◆ Aim of the exercise
Reproduce the complete listing without any deviation.

◆ Data supplied
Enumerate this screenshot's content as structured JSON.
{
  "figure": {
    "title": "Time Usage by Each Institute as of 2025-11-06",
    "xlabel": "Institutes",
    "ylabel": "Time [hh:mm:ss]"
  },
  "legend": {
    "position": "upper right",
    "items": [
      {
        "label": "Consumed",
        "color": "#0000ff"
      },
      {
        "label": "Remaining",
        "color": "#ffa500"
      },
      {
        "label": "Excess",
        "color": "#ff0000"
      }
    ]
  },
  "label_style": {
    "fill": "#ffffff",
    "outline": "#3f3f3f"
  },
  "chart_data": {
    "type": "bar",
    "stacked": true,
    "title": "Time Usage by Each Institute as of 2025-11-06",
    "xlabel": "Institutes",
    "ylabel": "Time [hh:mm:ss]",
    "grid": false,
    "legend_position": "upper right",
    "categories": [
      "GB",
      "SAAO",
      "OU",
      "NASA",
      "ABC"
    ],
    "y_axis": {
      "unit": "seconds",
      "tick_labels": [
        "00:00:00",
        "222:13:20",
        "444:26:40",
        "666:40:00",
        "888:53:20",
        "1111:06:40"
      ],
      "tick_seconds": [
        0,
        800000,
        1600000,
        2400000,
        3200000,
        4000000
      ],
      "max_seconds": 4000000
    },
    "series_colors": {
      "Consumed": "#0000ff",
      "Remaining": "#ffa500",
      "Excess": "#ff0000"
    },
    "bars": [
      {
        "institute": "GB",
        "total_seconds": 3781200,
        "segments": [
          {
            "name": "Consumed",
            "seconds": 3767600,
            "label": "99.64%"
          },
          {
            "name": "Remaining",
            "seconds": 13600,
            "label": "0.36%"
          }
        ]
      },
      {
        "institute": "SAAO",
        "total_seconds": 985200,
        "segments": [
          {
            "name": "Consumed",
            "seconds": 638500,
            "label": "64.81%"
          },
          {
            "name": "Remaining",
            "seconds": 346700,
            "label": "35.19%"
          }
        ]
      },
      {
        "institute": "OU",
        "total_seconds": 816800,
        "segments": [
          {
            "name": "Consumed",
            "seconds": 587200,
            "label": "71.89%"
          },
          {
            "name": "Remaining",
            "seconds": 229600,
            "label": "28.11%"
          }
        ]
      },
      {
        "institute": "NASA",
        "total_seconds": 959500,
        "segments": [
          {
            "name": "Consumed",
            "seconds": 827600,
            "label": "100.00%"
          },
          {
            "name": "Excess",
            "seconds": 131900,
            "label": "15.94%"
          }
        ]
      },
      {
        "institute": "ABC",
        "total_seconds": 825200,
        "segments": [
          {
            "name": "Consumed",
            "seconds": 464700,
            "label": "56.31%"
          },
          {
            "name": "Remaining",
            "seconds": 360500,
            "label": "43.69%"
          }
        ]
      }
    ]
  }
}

◆ Task answer
Enumerate this screenshot's content as structured JSON.
{
  "figure": {
    "title": "Time Usage by Each Institute as of 2025-11-06",
    "xlabel": "Institutes",
    "ylabel": "Time [hh:mm:ss]"
  },
  "legend": {
    "position": "upper right",
    "items": [
      {
        "label": "Consumed",
        "color": "#0000ff"
      },
      {
        "label": "Remaining",
        "color": "#ffa500"
      },
      {
        "label": "Excess",
        "color": "#ff0000"
      }
    ]
  },
  "label_style": {
    "fill": "#ffffff",
    "outline": "#3f3f3f"
  },
  "chart_data": {
    "type": "bar",
    "stacked": true,
    "title": "Time Usage by Each Institute as of 2025-11-06",
    "xlabel": "Institutes",
    "ylabel": "Time [hh:mm:ss]",
    "grid": false,
    "legend_position": "upper right",
    "categories": [
      "GB",
      "SAAO",
      "OU",
      "NASA",
      "ABC"
    ],
    "y_axis": {
      "unit": "seconds",
      "tick_labels": [
        "00:00:00",
        "222:13:20",
        "444:26:40",
        "666:40:00",
        "888:53:20",
        "1111:06:40"
      ],
      "tick_seconds": [
        0,
        800000,
        1600000,
        2400000,
        3200000,
        4000000
      ],
      "max_seconds": 4000000
    },
    "series_colors": {
      "Consumed": "#0000ff",
      "Remaining": "#ffa500",
      "Excess": "#ff0000"
    },
    "bars": [
      {
        "institute": "GB",
        "total_seconds": 3781200,
        "segments": [
          {
            "name": "Consumed",
            "seconds": 3767600,
            "label": "99.64%"
          },
          {
            "name": "Remaining",
            "seconds": 13600,
            "label": "0.36%"
          }
        ]
      },
      {
        "institute": "SAAO",
        "total_seconds": 985200,
        "segments": [
          {
            "name": "Consumed",
            "seconds": 638500,
            "label": "64.81%"
          },
          {
            "name": "Remaining",
            "seconds": 346700,
            "label": "35.19%"
          }
        ]
      },
      {
        "institute": "OU",
        "total_seconds": 816800,
        "segments": [
          {
            "name": "Consumed",
            "seconds": 587200,
            "label": "71.89%"
          },
          {
            "name": "Remaining",
            "seconds": 229600,
            "label": "28.11%"
          }
        ]
      },
      {
        "institute": "NASA",
        "total_seconds": 959500,
        "segments": [
          {
            "name": "Consumed",
            "seconds": 827600,
            "label": "100.00%"
          },
          {
            "name": "Excess",
            "seconds": 131900,
            "label": "15.94%"
          }
        ]
      },
      {
        "institute": "ABC",
        "total_seconds": 825200,
        "segments": [
          {
            "name": "Consumed",
            "seconds": 464700,
            "label": "56.31%"
          },
          {
            "name": "Remaining",
            "seconds": 360500,
            "label": "43.69%"
          }
        ]
      }
    ]
  }
}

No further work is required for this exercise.